Предоставленный отрывок:
◆ ◆ ◆

Под звон колоколов длинная вереница людей потянулась проститься с Прокудиным-Горским, со своим благодетелем и целителем. Горько оплакивали его кончину, на плечах несли гроб до могилы. «Может статься, в Нижнем Новгороде или в окрестностях Сарова и сейчас найдется кто-либо, помнивший смерть Прокудина-Горского», — пишет Н. Аксакова [Там же].

Брат Петра и Неофита Михаил Иванович Прокудин-Горский (1744 —1813) был гвардейцем и литератором. В детстве его, как и братьев, записали в Измайловский полк. В 15 лет он был зачислен «дворянином посольства» в свиту чрезвычайного посланника в Константинополе князя Г.И. Шаховского.

По возвращении посольства в Россию Михаил Иванович поступил на действительную службу в лейб-гвардии Преображенский полк, учрежденный Петром I. Преображенцы зарекомендовали себя отважными воинами: когда молодой шведский король Карл XII под Нарвой повел свои войска в атаку со словами «Нам ли бояться мужиков московских?», именно преображенцы и семеновцы, «огородившись рогатками», дали врагу дружный отпор и остановили его стремительный натиск. Своей стойкостью они спасли русскую армию от разгрома, удерживая позиции у единственной переправы через реку Нарову, давая возможность остаткам армии отступить. Карл XII был восхищен мужеством «мужиков московских» [6].

◆ ◆ ◆

Исходные данные:
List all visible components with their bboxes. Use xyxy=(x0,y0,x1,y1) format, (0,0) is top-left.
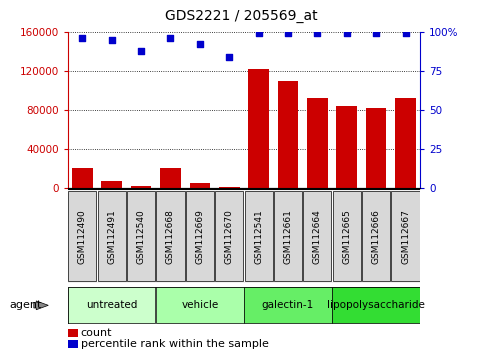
Bar xyxy=(219,187,240,188)
Text: GSM112670: GSM112670 xyxy=(225,209,234,264)
FancyBboxPatch shape xyxy=(332,287,420,323)
Text: GSM112540: GSM112540 xyxy=(137,209,145,264)
FancyBboxPatch shape xyxy=(391,191,420,281)
FancyBboxPatch shape xyxy=(244,191,273,281)
FancyBboxPatch shape xyxy=(68,287,156,323)
Bar xyxy=(366,108,386,188)
Text: GSM112491: GSM112491 xyxy=(107,209,116,264)
Text: vehicle: vehicle xyxy=(181,300,218,310)
FancyBboxPatch shape xyxy=(333,191,361,281)
Point xyxy=(255,30,262,36)
Text: agent: agent xyxy=(10,300,42,310)
Text: GSM112541: GSM112541 xyxy=(254,209,263,264)
Point xyxy=(226,54,233,59)
Point xyxy=(167,35,174,41)
Point xyxy=(284,30,292,36)
Bar xyxy=(337,106,357,188)
Text: count: count xyxy=(81,328,112,338)
FancyBboxPatch shape xyxy=(244,287,332,323)
Text: GSM112668: GSM112668 xyxy=(166,209,175,264)
Bar xyxy=(248,69,269,188)
Point xyxy=(137,48,145,53)
Text: GDS2221 / 205569_at: GDS2221 / 205569_at xyxy=(165,9,318,23)
Point xyxy=(108,37,115,42)
Bar xyxy=(307,98,327,188)
Text: GSM112667: GSM112667 xyxy=(401,209,410,264)
FancyBboxPatch shape xyxy=(274,191,302,281)
FancyBboxPatch shape xyxy=(215,191,243,281)
Text: GSM112669: GSM112669 xyxy=(195,209,204,264)
Bar xyxy=(131,185,151,188)
Text: GSM112665: GSM112665 xyxy=(342,209,351,264)
Text: GSM112490: GSM112490 xyxy=(78,209,87,264)
Text: GSM112661: GSM112661 xyxy=(284,209,293,264)
FancyBboxPatch shape xyxy=(68,191,97,281)
Point xyxy=(78,35,86,41)
Text: untreated: untreated xyxy=(86,300,137,310)
Text: lipopolysaccharide: lipopolysaccharide xyxy=(327,300,425,310)
Bar xyxy=(278,81,298,188)
Bar xyxy=(101,181,122,188)
Text: percentile rank within the sample: percentile rank within the sample xyxy=(81,339,269,349)
Text: GSM112666: GSM112666 xyxy=(371,209,381,264)
FancyBboxPatch shape xyxy=(362,191,390,281)
Bar xyxy=(395,98,416,188)
FancyBboxPatch shape xyxy=(98,191,126,281)
FancyBboxPatch shape xyxy=(127,191,155,281)
FancyBboxPatch shape xyxy=(156,287,243,323)
Point xyxy=(343,30,351,36)
Point xyxy=(402,30,410,36)
Bar xyxy=(189,183,210,188)
Text: galectin-1: galectin-1 xyxy=(262,300,314,310)
Point xyxy=(196,41,204,47)
Bar xyxy=(72,168,93,188)
Text: GSM112664: GSM112664 xyxy=(313,209,322,264)
FancyBboxPatch shape xyxy=(303,191,331,281)
FancyBboxPatch shape xyxy=(156,191,185,281)
FancyBboxPatch shape xyxy=(186,191,214,281)
Bar xyxy=(160,168,181,188)
Point xyxy=(372,30,380,36)
Point xyxy=(313,30,321,36)
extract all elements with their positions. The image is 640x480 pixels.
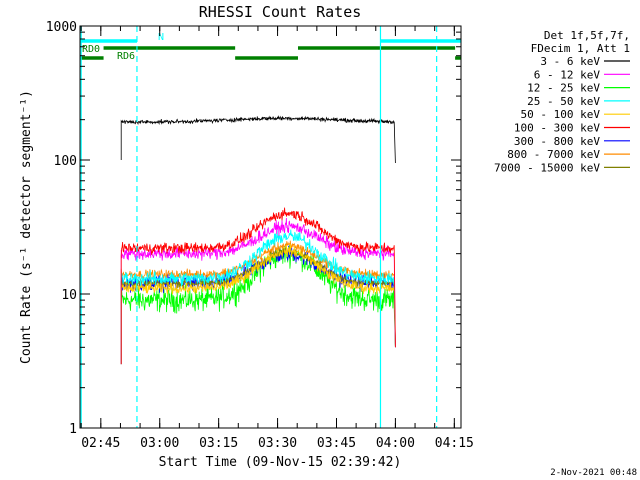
series-lines [120, 115, 396, 365]
flag-bars: N RD0 RD6 [80, 32, 461, 62]
x-tick-label: 03:15 [199, 436, 238, 451]
series-line [120, 115, 396, 164]
x-tick-label: 04:15 [435, 436, 474, 451]
x-axis-label: Start Time (09-Nov-15 02:39:42) [159, 455, 402, 470]
y-tick-label: 10 [61, 288, 77, 303]
legend-entry-label: 800 - 7000 keV [507, 148, 600, 161]
legend-entry-label: 12 - 25 keV [527, 82, 600, 95]
legend-header: Det 1f,5f,7f, [544, 29, 630, 42]
y-tick-label: 100 [54, 154, 77, 169]
x-tick-label: 03:45 [317, 436, 356, 451]
legend-header: FDecim 1, Att 1 [531, 42, 630, 55]
y-tick-label: 1000 [46, 20, 77, 35]
x-tick-label: 04:00 [376, 436, 415, 451]
flag-bar-label: RD0 [82, 44, 100, 55]
plot-frame [79, 25, 462, 429]
x-tick-label: 02:45 [81, 436, 120, 451]
y-axis-label: Count Rate (s⁻¹ detector segment⁻¹) [19, 90, 34, 364]
x-axis: 02:45 03:00 03:15 03:30 03:45 04:00 04:15 [80, 26, 474, 451]
footer-timestamp: 2-Nov-2021 00:48 [550, 468, 637, 478]
series-line [120, 207, 396, 365]
legend-entry-label: 6 - 12 keV [534, 68, 601, 81]
chart-title: RHESSI Count Rates [199, 3, 362, 21]
legend-entry-label: 3 - 6 keV [540, 55, 600, 68]
legend-entry-label: 25 - 50 keV [527, 95, 600, 108]
legend-entry-label: 50 - 100 keV [521, 108, 601, 121]
x-tick-label: 03:00 [140, 436, 179, 451]
series-line [120, 243, 396, 365]
event-lines [80, 26, 438, 428]
series-line [120, 244, 396, 365]
flag-bar-label: RD6 [117, 51, 135, 62]
series-line [120, 240, 396, 365]
y-axis: 1 10 100 1000 [46, 20, 461, 437]
flag-bar-label: N [158, 32, 164, 43]
series-line [120, 217, 396, 365]
series-line [120, 229, 396, 365]
legend-entry-label: 7000 - 15000 keV [494, 161, 600, 174]
legend-entry-label: 100 - 300 keV [514, 122, 600, 135]
y-tick-label: 1 [69, 422, 77, 437]
legend-entry-label: 300 - 800 keV [514, 135, 600, 148]
x-tick-label: 03:30 [258, 436, 297, 451]
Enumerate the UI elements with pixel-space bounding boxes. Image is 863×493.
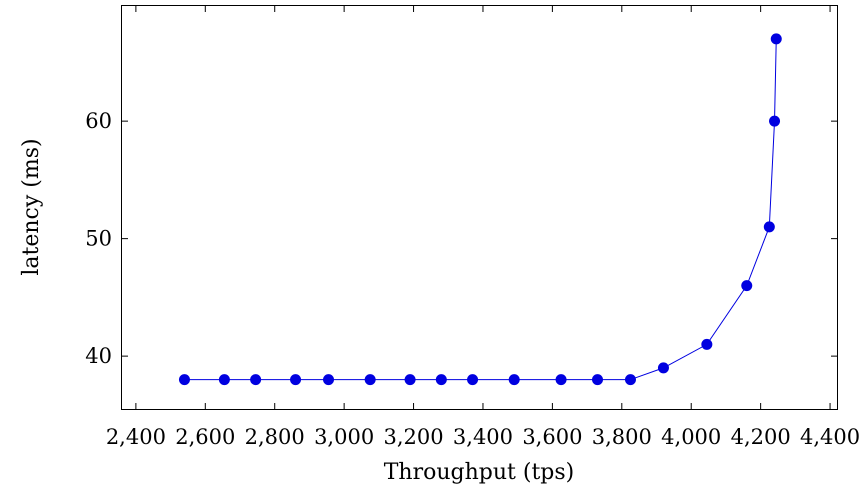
data-point — [769, 115, 781, 127]
data-point — [555, 374, 567, 386]
data-point — [624, 374, 636, 386]
x-axis-ticks: 2,400 2,600 2,800 3,000 3,200 3,400 3,600 3,800… — [106, 6, 860, 449]
data-point — [290, 374, 302, 386]
y-axis-label: latency (ms) — [19, 138, 44, 275]
x-axis-label: Throughput (tps) — [384, 460, 575, 485]
data-point — [178, 374, 190, 386]
data-point — [323, 374, 335, 386]
data-point — [364, 374, 376, 386]
data-point — [404, 374, 416, 386]
x-tick-label: 2,800 — [245, 425, 305, 449]
x-tick-label: 3,000 — [314, 425, 374, 449]
x-tick-label: 2,600 — [175, 425, 235, 449]
data-point — [250, 374, 262, 386]
y-tick-label: 50 — [85, 227, 112, 251]
data-point — [763, 221, 775, 233]
data-point — [657, 362, 669, 374]
data-point — [701, 338, 713, 350]
x-tick-label: 4,200 — [731, 425, 791, 449]
data-point — [770, 33, 782, 45]
x-tick-label: 3,200 — [383, 425, 443, 449]
y-axis-ticks: 40 50 60 — [85, 109, 837, 368]
series-line — [184, 38, 777, 381]
x-tick-label: 3,800 — [592, 425, 652, 449]
plot-frame — [121, 5, 838, 410]
y-tick-label: 40 — [85, 344, 112, 368]
x-tick-label: 2,400 — [106, 425, 166, 449]
x-tick-label: 3,600 — [522, 425, 582, 449]
data-point — [592, 374, 604, 386]
x-tick-label: 4,000 — [661, 425, 721, 449]
data-point — [435, 374, 447, 386]
x-tick-label: 4,400 — [800, 425, 860, 449]
x-tick-label: 3,400 — [453, 425, 513, 449]
data-point — [218, 374, 230, 386]
data-point — [467, 374, 479, 386]
data-points — [178, 33, 782, 386]
y-tick-label: 60 — [85, 109, 112, 133]
data-point — [741, 280, 753, 292]
data-point — [508, 374, 520, 386]
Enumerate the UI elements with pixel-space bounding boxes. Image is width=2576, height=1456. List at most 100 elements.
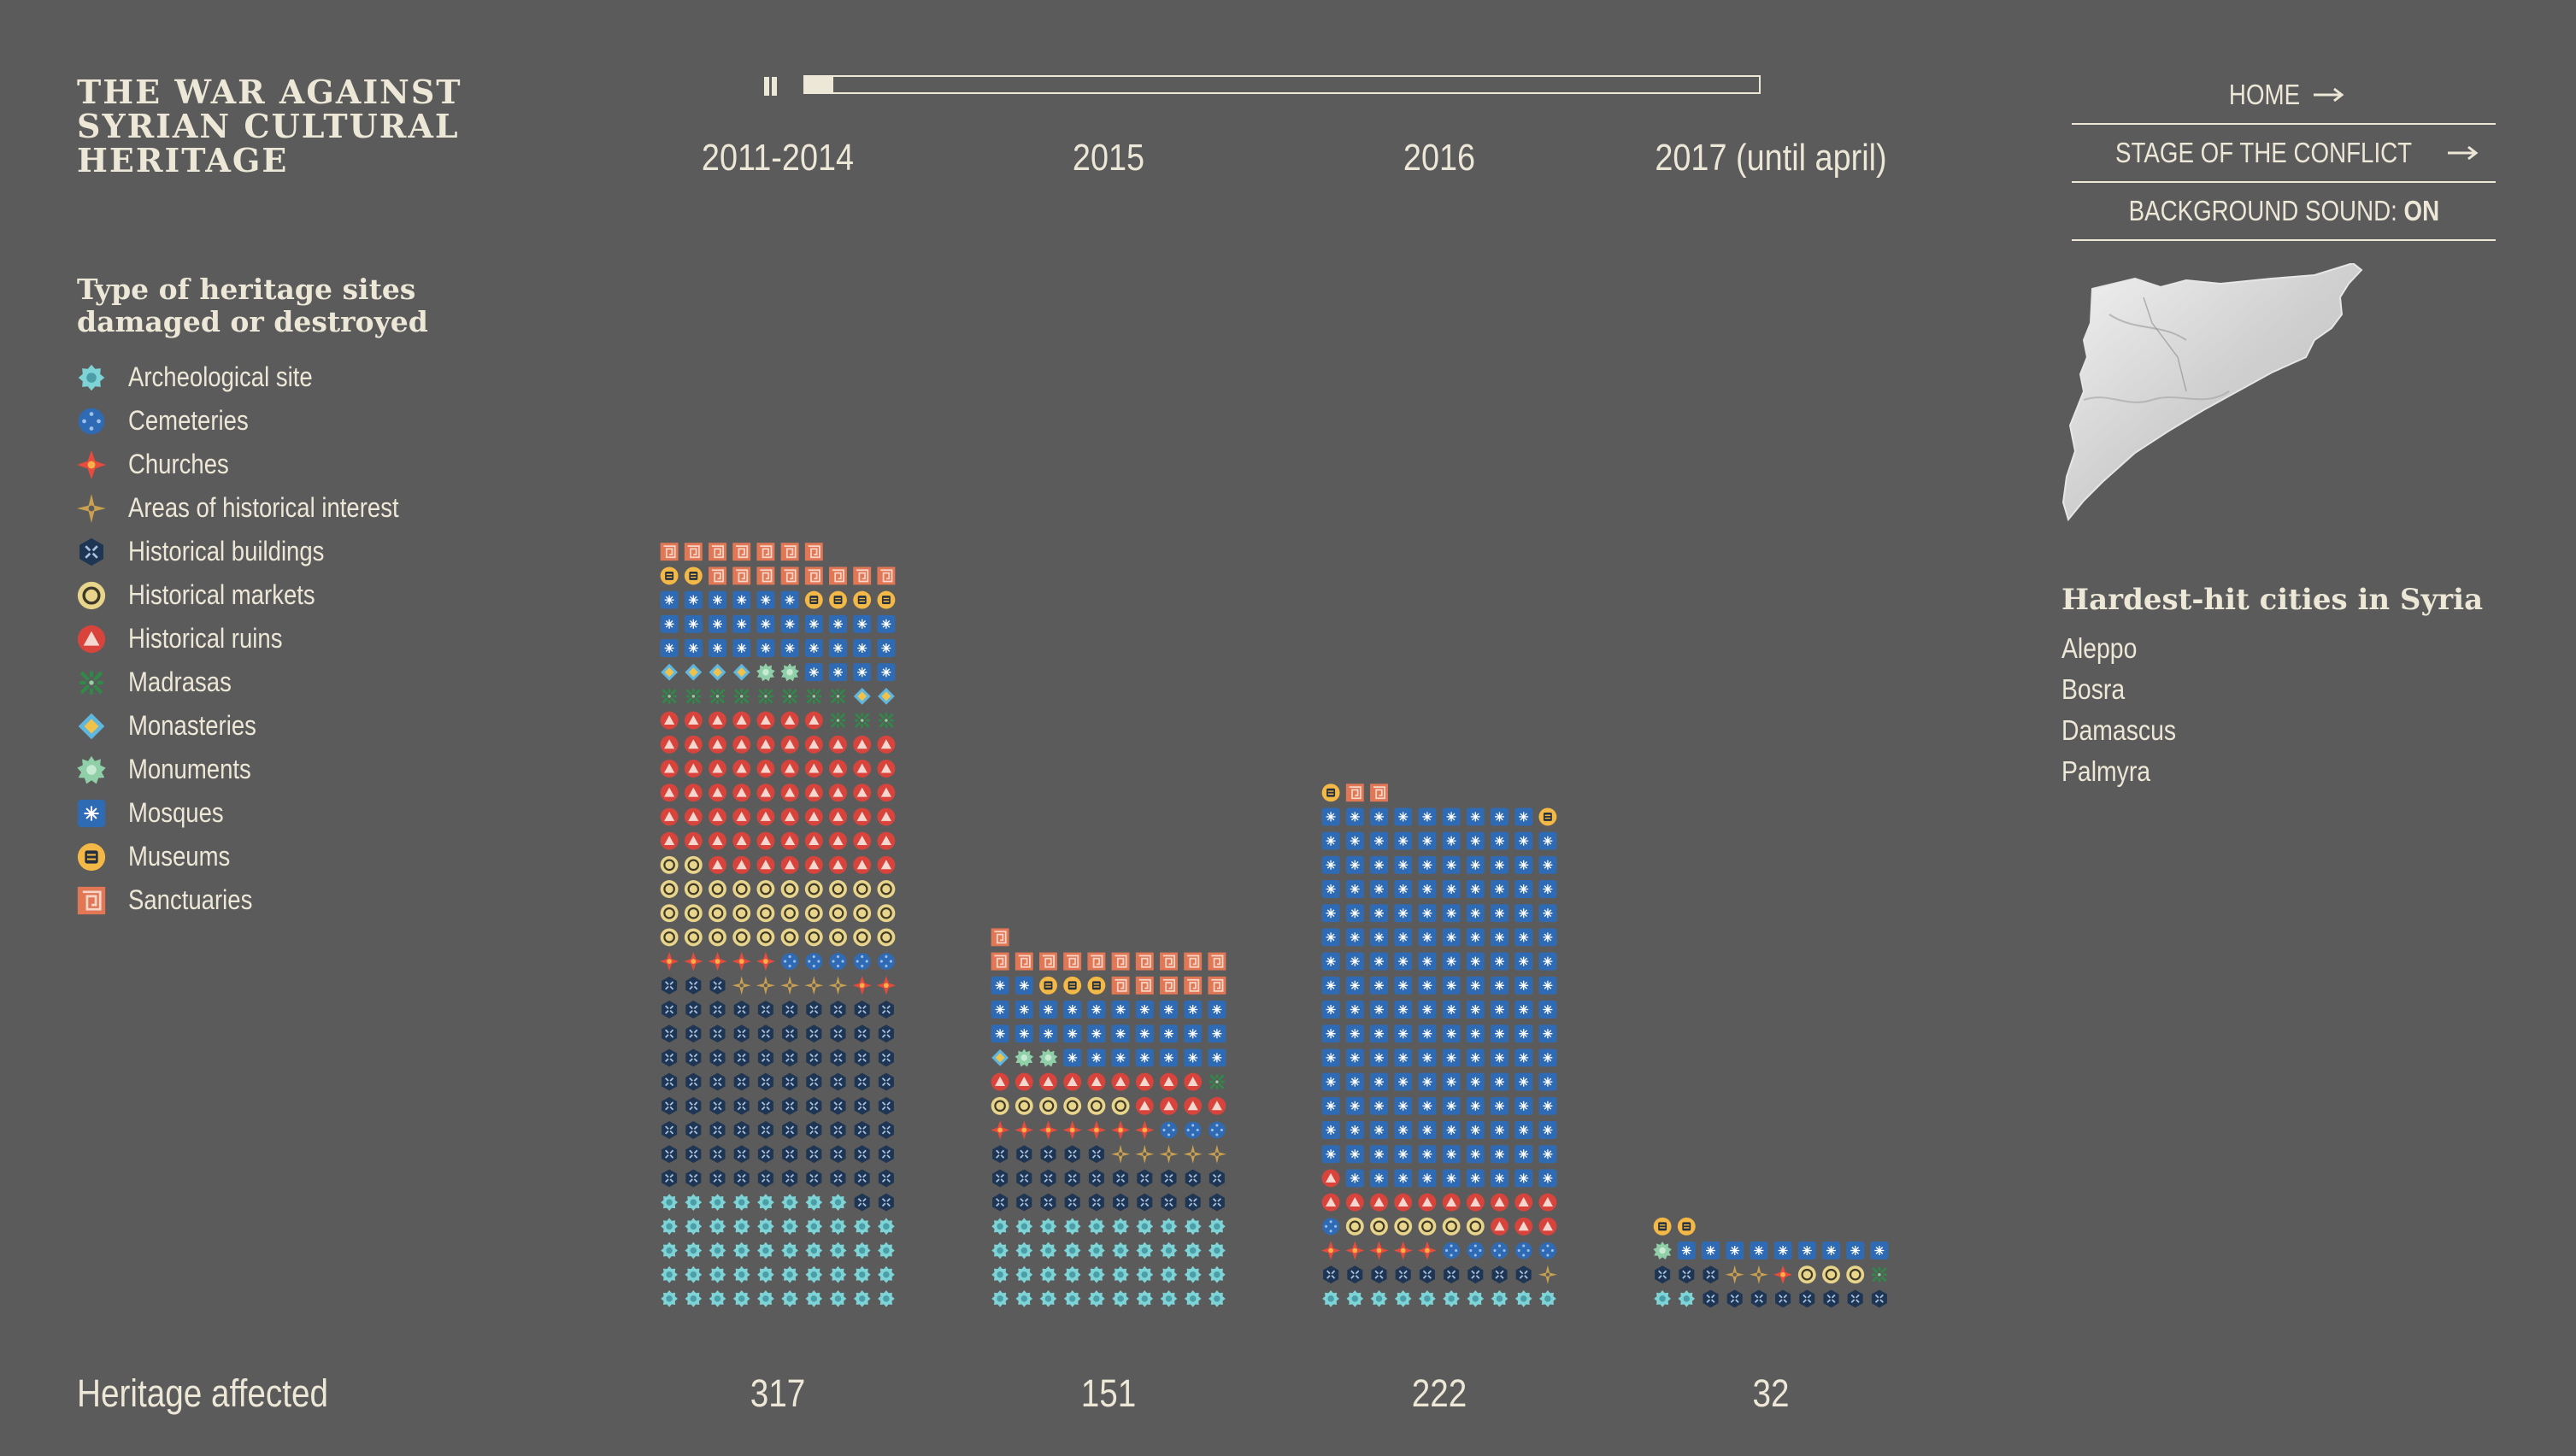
unit-build[interactable]: [1016, 1193, 1032, 1212]
unit-mosque[interactable]: [1538, 928, 1557, 947]
unit-mosque[interactable]: [1394, 1024, 1413, 1043]
unit-market[interactable]: [684, 855, 703, 874]
unit-build[interactable]: [830, 1169, 846, 1188]
unit-mosque[interactable]: [780, 614, 799, 633]
unit-arch[interactable]: [1039, 1290, 1057, 1307]
unit-mosque[interactable]: [1184, 1024, 1203, 1043]
unit-ruin[interactable]: [991, 1072, 1009, 1091]
unit-build[interactable]: [878, 1072, 894, 1091]
unit-mosque[interactable]: [1538, 976, 1557, 995]
unit-cem[interactable]: [781, 953, 798, 970]
unit-sanct[interactable]: [1370, 784, 1388, 802]
unit-church[interactable]: [991, 1120, 1010, 1140]
unit-mosque[interactable]: [1514, 904, 1533, 923]
unit-mosque[interactable]: [1321, 1096, 1340, 1115]
unit-madrasa[interactable]: [830, 688, 847, 705]
unit-mosque[interactable]: [1370, 807, 1388, 826]
unit-arch[interactable]: [1112, 1218, 1129, 1236]
unit-ruin[interactable]: [780, 760, 799, 778]
unit-mosque[interactable]: [1702, 1242, 1720, 1259]
unit-arch[interactable]: [1112, 1242, 1129, 1259]
unit-mosque[interactable]: [780, 590, 799, 609]
unit-build[interactable]: [1655, 1265, 1671, 1284]
unit-sanct[interactable]: [1208, 952, 1226, 971]
unit-arch[interactable]: [991, 1290, 1009, 1307]
unit-mosque[interactable]: [1321, 831, 1340, 850]
unit-mosque[interactable]: [1491, 904, 1509, 923]
unit-market[interactable]: [1111, 1096, 1130, 1115]
unit-mosque[interactable]: [1394, 1001, 1413, 1019]
unit-mosque[interactable]: [1345, 855, 1364, 874]
unit-build[interactable]: [1515, 1265, 1532, 1284]
unit-mosque[interactable]: [1538, 880, 1557, 898]
unit-ruin[interactable]: [829, 784, 847, 802]
unit-mosque[interactable]: [853, 639, 872, 657]
unit-mosque[interactable]: [1370, 1048, 1388, 1067]
unit-build[interactable]: [1088, 1145, 1104, 1164]
unit-church[interactable]: [876, 976, 896, 995]
unit-build[interactable]: [878, 1096, 894, 1115]
legend-item-build[interactable]: Historical buildings: [77, 530, 443, 573]
unit-church[interactable]: [1393, 1241, 1413, 1260]
unit-mon[interactable]: [732, 663, 750, 681]
unit-mosque[interactable]: [1063, 1001, 1082, 1019]
unit-mosque[interactable]: [1466, 976, 1485, 995]
unit-arch[interactable]: [1039, 1265, 1057, 1283]
unit-market[interactable]: [804, 880, 823, 898]
unit-build[interactable]: [757, 1001, 773, 1019]
unit-build[interactable]: [1823, 1289, 1839, 1308]
unit-sanct[interactable]: [780, 567, 799, 585]
unit-mosque[interactable]: [1370, 1072, 1388, 1091]
unit-ruin[interactable]: [780, 855, 799, 874]
unit-mon[interactable]: [685, 663, 703, 681]
unit-mosque[interactable]: [1442, 1048, 1461, 1067]
unit-ruin[interactable]: [732, 784, 751, 802]
unit-mosque[interactable]: [1370, 928, 1388, 947]
unit-arch[interactable]: [1184, 1242, 1202, 1259]
unit-ruin[interactable]: [877, 855, 896, 874]
unit-sanct[interactable]: [1160, 976, 1178, 995]
unit-mosque[interactable]: [1514, 952, 1533, 971]
unit-market[interactable]: [1418, 1217, 1437, 1236]
unit-arch[interactable]: [757, 1218, 774, 1236]
unit-sanct[interactable]: [709, 567, 726, 585]
unit-mosque[interactable]: [1491, 976, 1509, 995]
unit-mosque[interactable]: [1345, 880, 1364, 898]
unit-mosque[interactable]: [1418, 1145, 1437, 1164]
unit-mosque[interactable]: [1345, 1121, 1364, 1139]
legend-item-ruin[interactable]: Historical ruins: [77, 617, 443, 660]
unit-mosque[interactable]: [756, 639, 775, 657]
unit-sanct[interactable]: [732, 567, 751, 585]
unit-arch[interactable]: [1209, 1265, 1226, 1283]
unit-arch[interactable]: [1443, 1290, 1460, 1307]
unit-mosque[interactable]: [1394, 928, 1413, 947]
unit-ruin[interactable]: [829, 855, 847, 874]
unit-arch[interactable]: [685, 1290, 703, 1307]
unit-mosque[interactable]: [1466, 904, 1485, 923]
unit-arch[interactable]: [781, 1265, 798, 1283]
unit-market[interactable]: [1394, 1217, 1413, 1236]
unit-market[interactable]: [991, 1096, 1009, 1115]
unit-mosque[interactable]: [709, 614, 726, 633]
legend-item-madrasa[interactable]: Madrasas: [77, 660, 443, 704]
unit-mosque[interactable]: [756, 590, 775, 609]
unit-cem[interactable]: [829, 953, 847, 970]
unit-mosque[interactable]: [1394, 976, 1413, 995]
unit-mosque[interactable]: [1442, 880, 1461, 898]
unit-arch[interactable]: [829, 1218, 847, 1236]
unit-market[interactable]: [1087, 1096, 1106, 1115]
unit-build[interactable]: [782, 1096, 798, 1115]
unit-sanct[interactable]: [1015, 952, 1033, 971]
unit-build[interactable]: [878, 1024, 894, 1043]
unit-mosque[interactable]: [1208, 1048, 1226, 1067]
home-link[interactable]: HOME: [2072, 67, 2496, 125]
unit-mosque[interactable]: [1514, 1169, 1533, 1188]
unit-build[interactable]: [1064, 1145, 1080, 1164]
unit-mosque[interactable]: [1442, 1121, 1461, 1139]
unit-build[interactable]: [1016, 1145, 1032, 1164]
unit-mosque[interactable]: [1677, 1242, 1696, 1259]
unit-museum[interactable]: [1653, 1217, 1672, 1236]
unit-market[interactable]: [709, 928, 726, 947]
unit-mosque[interactable]: [1321, 904, 1340, 923]
unit-ruin[interactable]: [853, 760, 872, 778]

◆ ◆ ◆

Задание 1: В какой полк, согласно отрывку, Михаила Ивановича Прокудина-Горского записали в детстве?
Задание 2: Перечислите все географические названия (города, страны, реки), встречающиеся в отрывке.
Задание 3: Перескажите, пожалуйста, отрывок в двух предложениях.

Готовый ответ 1: В Измайловский полк.

Готовый ответ 2: Нижний Новгород, Саров, Константинополь, Россия, Нарва, река Нарова.

Готовый ответ 3: Отрывок рассказывает о похоронах Прокудина-Горского, которого провожали как благодетеля и целителя, и о его брате Михаиле Ивановиче (1744—1813), гвардейце и литераторе, который в 15 лет состоял в свите посланника в Константинополе, а затем служил в лейб-гвардии Преображенском полку. Там же описано, как преображенцы и семеновцы под Нарвой остановили натиск Карла XII и спасли русскую армию от разгрома.